[Figure dataset records]
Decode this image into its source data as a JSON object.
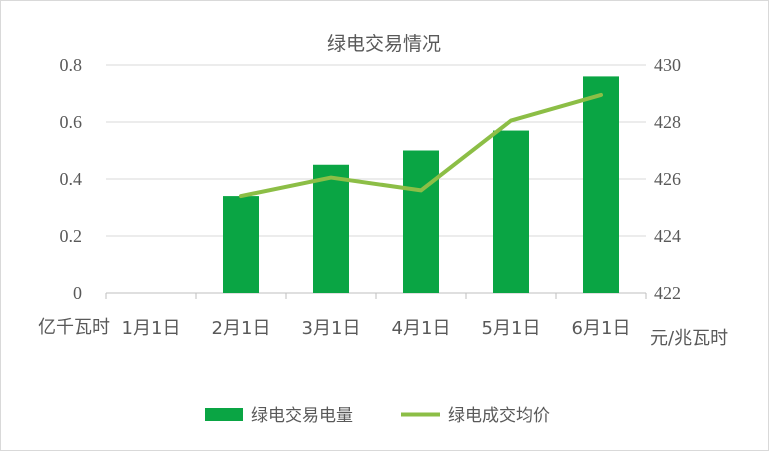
{
  "chart_data": {
    "type": "bar",
    "title": "绿电交易情况",
    "categories": [
      "1月1日",
      "2月1日",
      "3月1日",
      "4月1日",
      "5月1日",
      "6月1日"
    ],
    "y_left": {
      "unit_label": "亿千瓦时",
      "ylim": [
        0,
        0.8
      ],
      "ticks": [
        "0",
        "0.2",
        "0.4",
        "0.6",
        "0.8"
      ]
    },
    "y_right": {
      "unit_label": "元/兆瓦时",
      "ylim": [
        422,
        430
      ],
      "ticks": [
        "422",
        "424",
        "426",
        "428",
        "430"
      ]
    },
    "series": [
      {
        "name": "绿电交易电量",
        "type": "bar",
        "axis": "left",
        "color": "#0aa544",
        "values": [
          null,
          0.34,
          0.45,
          0.5,
          0.57,
          0.76
        ]
      },
      {
        "name": "绿电成交均价",
        "type": "line",
        "axis": "right",
        "color": "#8cbe46",
        "values": [
          null,
          425.4,
          426.05,
          425.6,
          428.05,
          428.95
        ]
      }
    ],
    "grid": true,
    "legend_position": "bottom"
  }
}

■ What is expected
Nothing in the entries should change as you copy them, except that the pictures are left out.

■ Exercise result
Decode this image into its source data as a JSON object.
{
  "chart_data": {
    "type": "bar",
    "title": "绿电交易情况",
    "categories": [
      "1月1日",
      "2月1日",
      "3月1日",
      "4月1日",
      "5月1日",
      "6月1日"
    ],
    "y_left": {
      "unit_label": "亿千瓦时",
      "ylim": [
        0,
        0.8
      ],
      "ticks": [
        "0",
        "0.2",
        "0.4",
        "0.6",
        "0.8"
      ]
    },
    "y_right": {
      "unit_label": "元/兆瓦时",
      "ylim": [
        422,
        430
      ],
      "ticks": [
        "422",
        "424",
        "426",
        "428",
        "430"
      ]
    },
    "series": [
      {
        "name": "绿电交易电量",
        "type": "bar",
        "axis": "left",
        "color": "#0aa544",
        "values": [
          null,
          0.34,
          0.45,
          0.5,
          0.57,
          0.76
        ]
      },
      {
        "name": "绿电成交均价",
        "type": "line",
        "axis": "right",
        "color": "#8cbe46",
        "values": [
          null,
          425.4,
          426.05,
          425.6,
          428.05,
          428.95
        ]
      }
    ],
    "grid": true,
    "legend_position": "bottom"
  }
}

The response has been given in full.